[start]

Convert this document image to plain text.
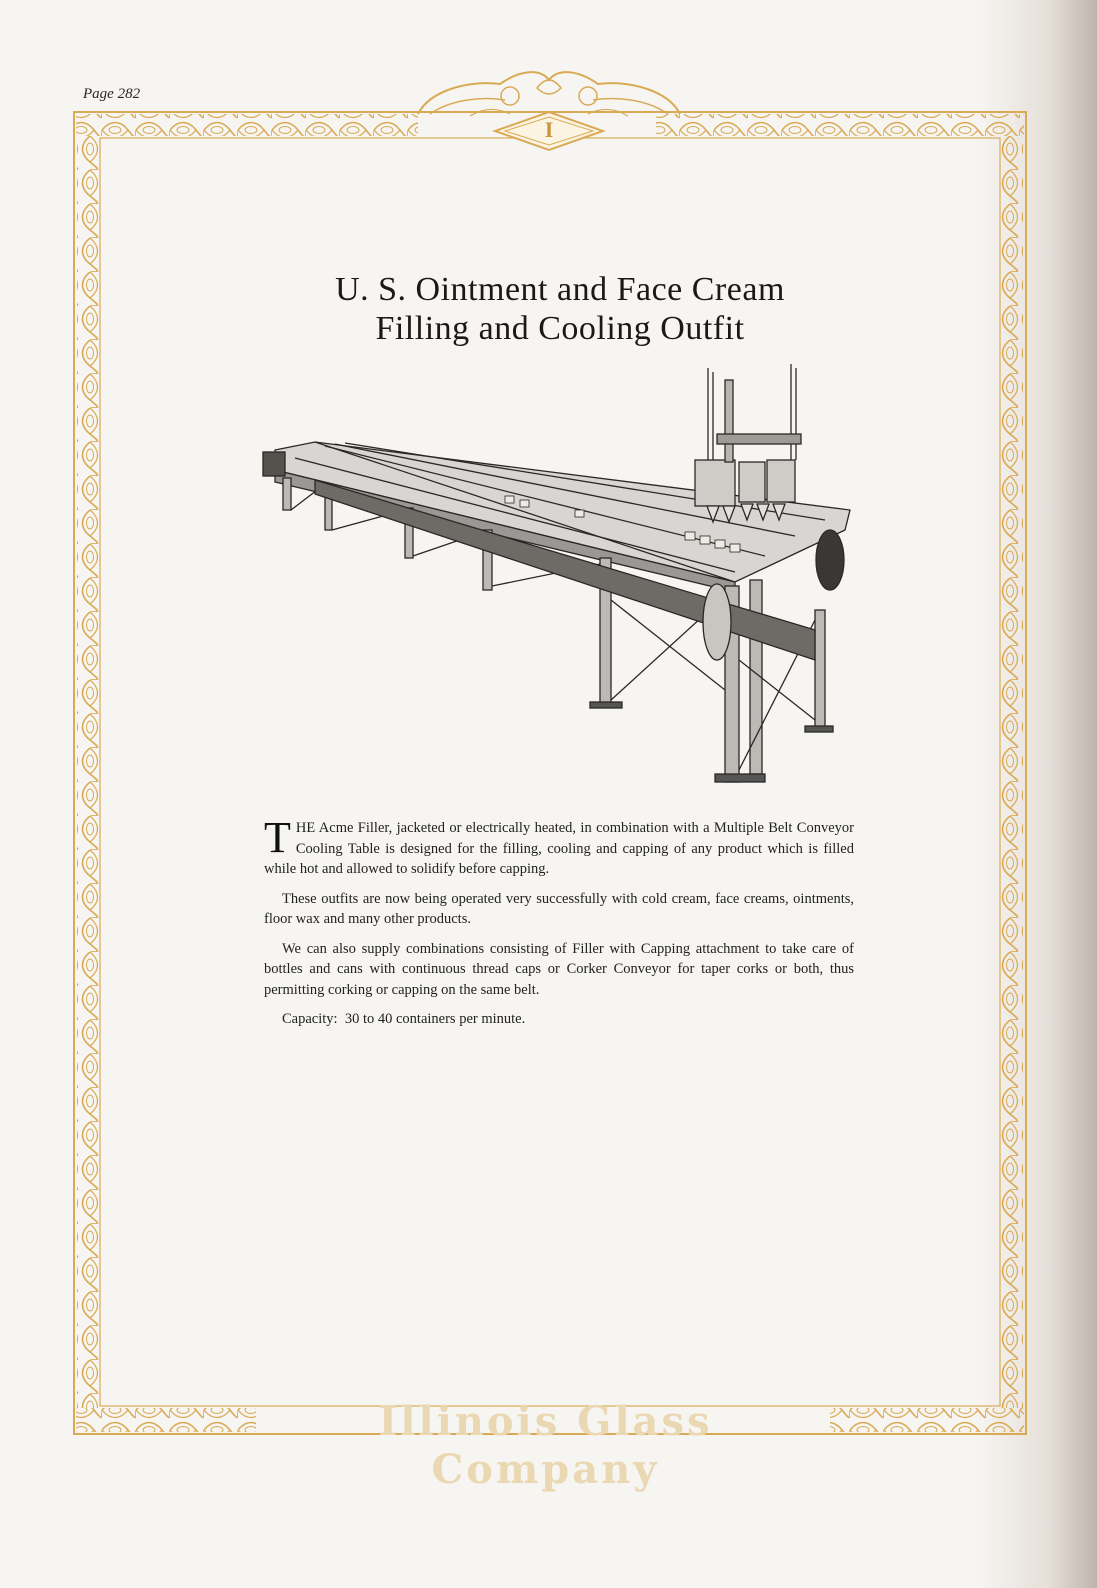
Page 282
I
U. S. Ointment and Face Cream
Filling and Cooling Outfit

THE Acme Filler, jacketed or electrically heated, in combination with a Multiple Belt Conveyor Cooling Table is designed for the filling, cooling and capping of any product which is filled while hot and allowed to solidify before capping.

These outfits are now being operated very successfully with cold cream, face creams, ointments, floor wax and many other products.

We can also supply combinations consisting of Filler with Capping attachment to take care of bottles and cans with continuous thread caps or Corker Conveyor for taper corks or both, thus permitting corking or capping on the same belt.

Capacity: 30 to 40 containers per minute.

Illinois Glass Company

[end]

**What to work on**
Do not copy the pictures, but repeat every line exactly.

**Finished answer**
Convert this document image to plain text.
Page 282
I
U. S. Ointment and Face Cream
Filling and Cooling Outfit

THE Acme Filler, jacketed or electrically heated, in combination with a Multiple Belt Conveyor Cooling Table is designed for the filling, cooling and capping of any product which is filled while hot and allowed to solidify before capping.

These outfits are now being operated very successfully with cold cream, face creams, ointments, floor wax and many other products.

We can also supply combinations consisting of Filler with Capping attachment to take care of bottles and cans with continuous thread caps or Corker Conveyor for taper corks or both, thus permitting corking or capping on the same belt.

Capacity: 30 to 40 containers per minute.

Illinois Glass Company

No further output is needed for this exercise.